Work required: Reproduce each line bearing the word "требованиям".

Information supplied:
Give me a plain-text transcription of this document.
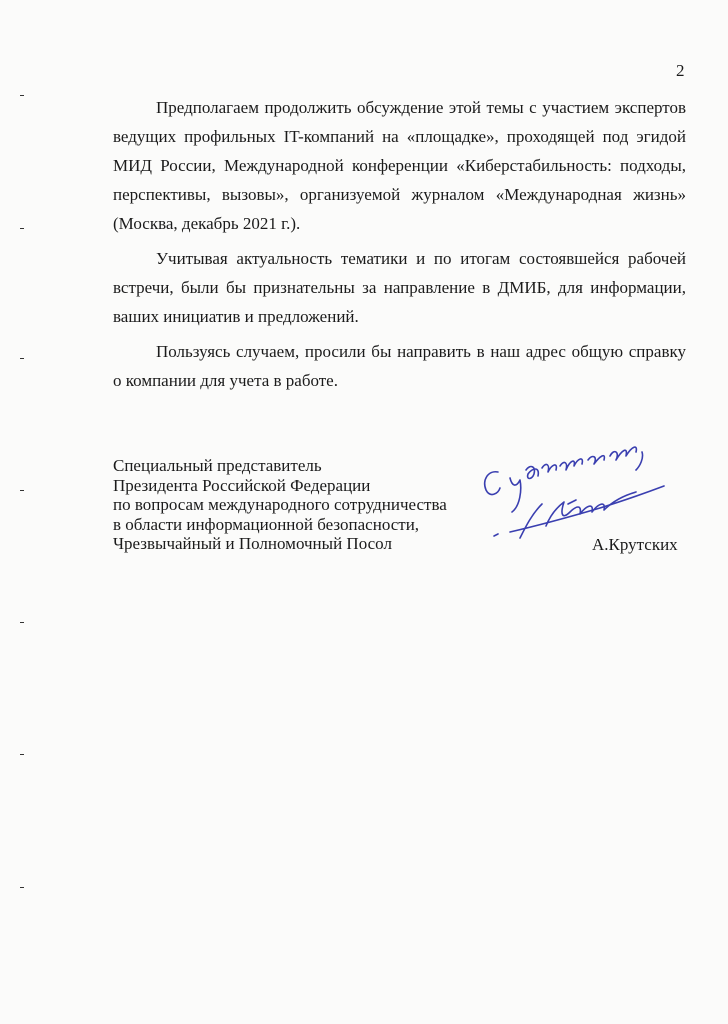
2
Предполагаем продолжить обсуждение этой темы с участием экспертов
ведущих профильных IT-компаний на «площадке», проходящей под эгидой
МИД России, Международной конференции «Киберстабильность: подходы,
перспективы, вызовы», организуемой журналом «Международная жизнь»
(Москва, декабрь 2021 г.).
Учитывая актуальность тематики и по итогам состоявшейся рабочей
встречи, были бы признательны за направление в ДМИБ, для информации,
ваших инициатив и предложений.
Пользуясь случаем, просили бы направить в наш адрес общую справку
о компании для учета в работе.
Специальный представитель
Президента Российской Федерации
по вопросам международного сотрудничества
в области информационной безопасности,
Чрезвычайный и Полномочный Посол	А.Крутских
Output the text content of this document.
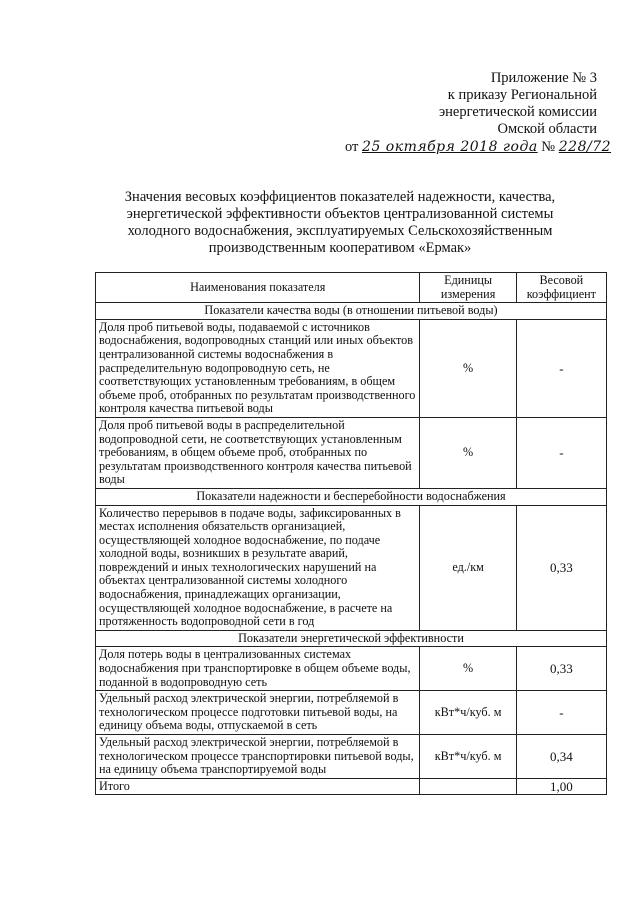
Приложение № 3
к приказу Региональной
энергетической комиссии
Омской области
от 25 октября 2018 года № 228/72
Значения весовых коэффициентов показателей надежности, качества,
энергетической эффективности объектов централизованной системы
холодного водоснабжения, эксплуатируемых Сельскохозяйственным
производственным кооперативом «Ермак»
Наименования показателя	Единицы измерения	Весовой коэффициент
Показатели качества воды (в отношении питьевой воды)		
Доля проб питьевой воды, подаваемой с источников водоснабжения, водопроводных станций или иных объектов централизованной системы водоснабжения в распределительную водопроводную сеть, не соответствующих установленным требованиям, в общем объеме проб, отобранных по результатам производственного контроля качества питьевой воды	%	-
Доля проб питьевой воды в распределительной водопроводной сети, не соответствующих установленным требованиям, в общем объеме проб, отобранных по результатам производственного контроля качества питьевой воды	%	-
Показатели надежности и бесперебойности водоснабжения		
Количество перерывов в подаче воды, зафиксированных в местах исполнения обязательств организацией, осуществляющей холодное водоснабжение, по подаче холодной воды, возникших в результате аварий, повреждений и иных технологических нарушений на объектах централизованной системы холодного водоснабжения, принадлежащих организации, осуществляющей холодное водоснабжение, в расчете на протяженность водопроводной сети в год	ед./км	0,33
Показатели энергетической эффективности		
Доля потерь воды в централизованных системах водоснабжения при транспортировке в общем объеме воды, поданной в водопроводную сеть	%	0,33
Удельный расход электрической энергии, потребляемой в технологическом процессе подготовки питьевой воды, на единицу объема воды, отпускаемой в сеть	кВт*ч/куб. м	-
Удельный расход электрической энергии, потребляемой в технологическом процессе транспортировки питьевой воды, на единицу объема транспортируемой воды	кВт*ч/куб. м	0,34
Итого		1,00
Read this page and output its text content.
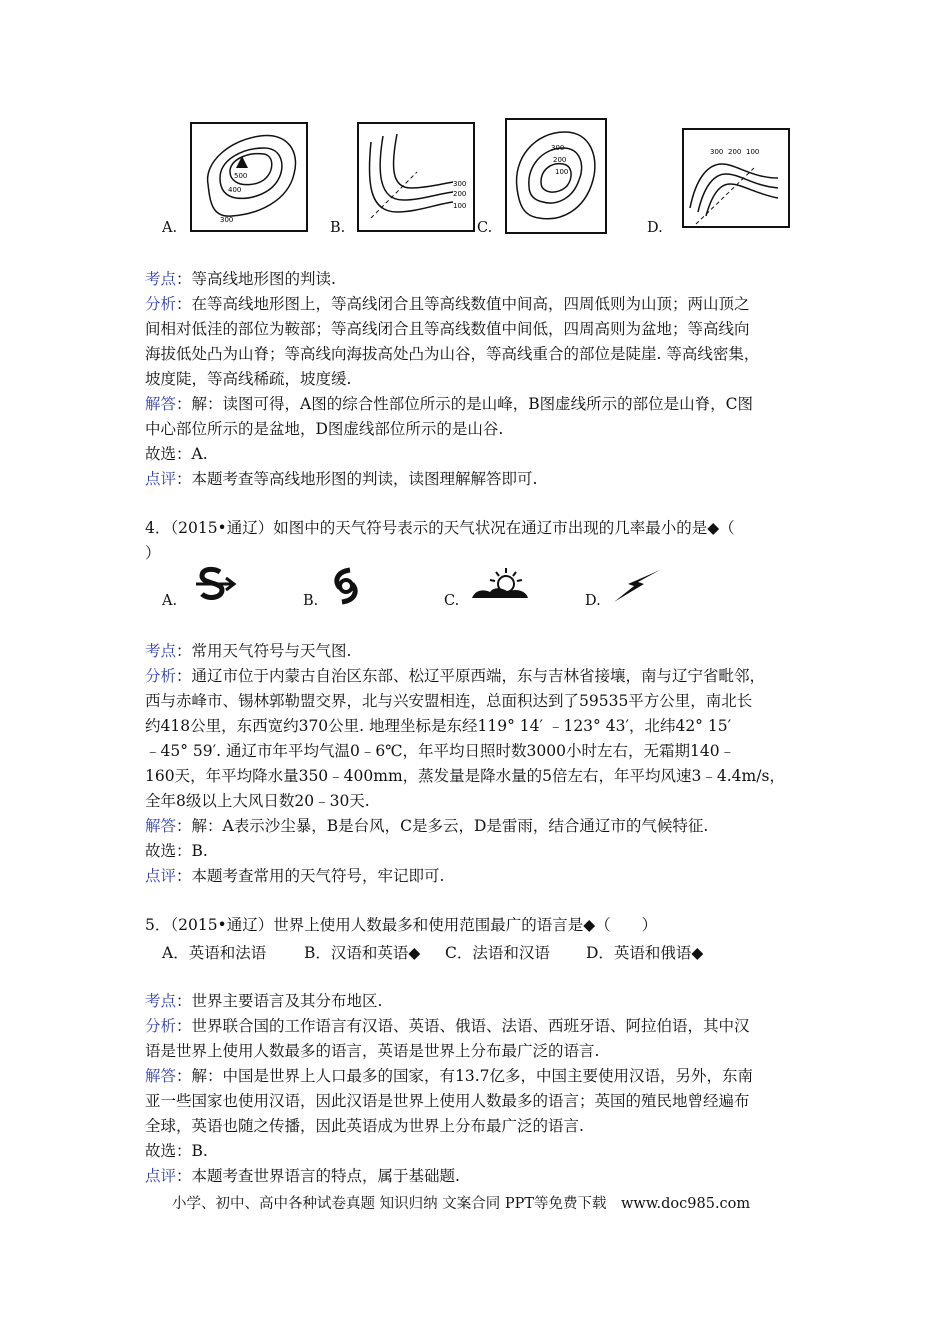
500
400
300
A.
300
200
100
B.
300
200
100
C.
300 200 100
D.
考点：等高线地形图的判读.
分析：在等高线地形图上，等高线闭合且等高线数值中间高，四周低则为山顶；两山顶之
间相对低洼的部位为鞍部；等高线闭合且等高线数值中间低，四周高则为盆地；等高线向
海拔低处凸为山脊；等高线向海拔高处凸为山谷，等高线重合的部位是陡崖. 等高线密集，
坡度陡，等高线稀疏，坡度缓.
解答：解：读图可得，A图的综合性部位所示的是山峰，B图虚线所示的部位是山脊，C图
中心部位所示的是盆地，D图虚线部位所示的是山谷.
故选：A.
点评：本题考查等高线地形图的判读，读图理解解答即可.
4．（2015•通辽）如图中的天气符号表示的天气状况在通辽市出现的几率最小的是◆（
）
A.	B.	C.	D.
考点：常用天气符号与天气图.
分析：通辽市位于内蒙古自治区东部、松辽平原西端，东与吉林省接壤，南与辽宁省毗邻，
西与赤峰市、锡林郭勒盟交界，北与兴安盟相连，总面积达到了59535平方公里，南北长
约418公里，东西宽约370公里. 地理坐标是东经119° 14′ ﹣123° 43′，北纬42° 15′
﹣45° 59′. 通辽市年平均气温0﹣6℃，年平均日照时数3000小时左右，无霜期140﹣
160天，年平均降水量350﹣400mm，蒸发量是降水量的5倍左右，年平均风速3﹣4.4m/s，
全年8级以上大风日数20﹣30天.
解答：解：A表示沙尘暴，B是台风，C是多云，D是雷雨，结合通辽市的气候特征.
故选：B.
点评：本题考查常用的天气符号，牢记即可.
5．（2015•通辽）世界上使用人数最多和使用范围最广的语言是◆（　　）
A．英语和法语 B．汉语和英语◆ C．法语和汉语 D．英语和俄语◆
考点：世界主要语言及其分布地区.
分析：世界联合国的工作语言有汉语、英语、俄语、法语、西班牙语、阿拉伯语，其中汉
语是世界上使用人数最多的语言，英语是世界上分布最广泛的语言.
解答：解：中国是世界上人口最多的国家，有13.7亿多，中国主要使用汉语，另外，东南
亚一些国家也使用汉语，因此汉语是世界上使用人数最多的语言；英国的殖民地曾经遍布
全球，英语也随之传播，因此英语成为世界上分布最广泛的语言.
故选：B.
点评：本题考查世界语言的特点，属于基础题.
小学、初中、高中各种试卷真题 知识归纳 文案合同 PPT等免费下载　www.doc985.com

Right answer:
Доля проб питьевой воды, подаваемой с источников водоснабжения, водопроводных станций или иных объектов централизованной системы водоснабжения в распределительную водопроводную сеть, не соответствующих установленным требованиям, в общем объеме проб, отобранных по результатам производственного контроля качества питьевой воды	%	-
Доля проб питьевой воды в распределительной водопроводной сети, не соответствующих установленным требованиям, в общем объеме проб, отобранных по результатам производственного контроля качества питьевой воды	%	-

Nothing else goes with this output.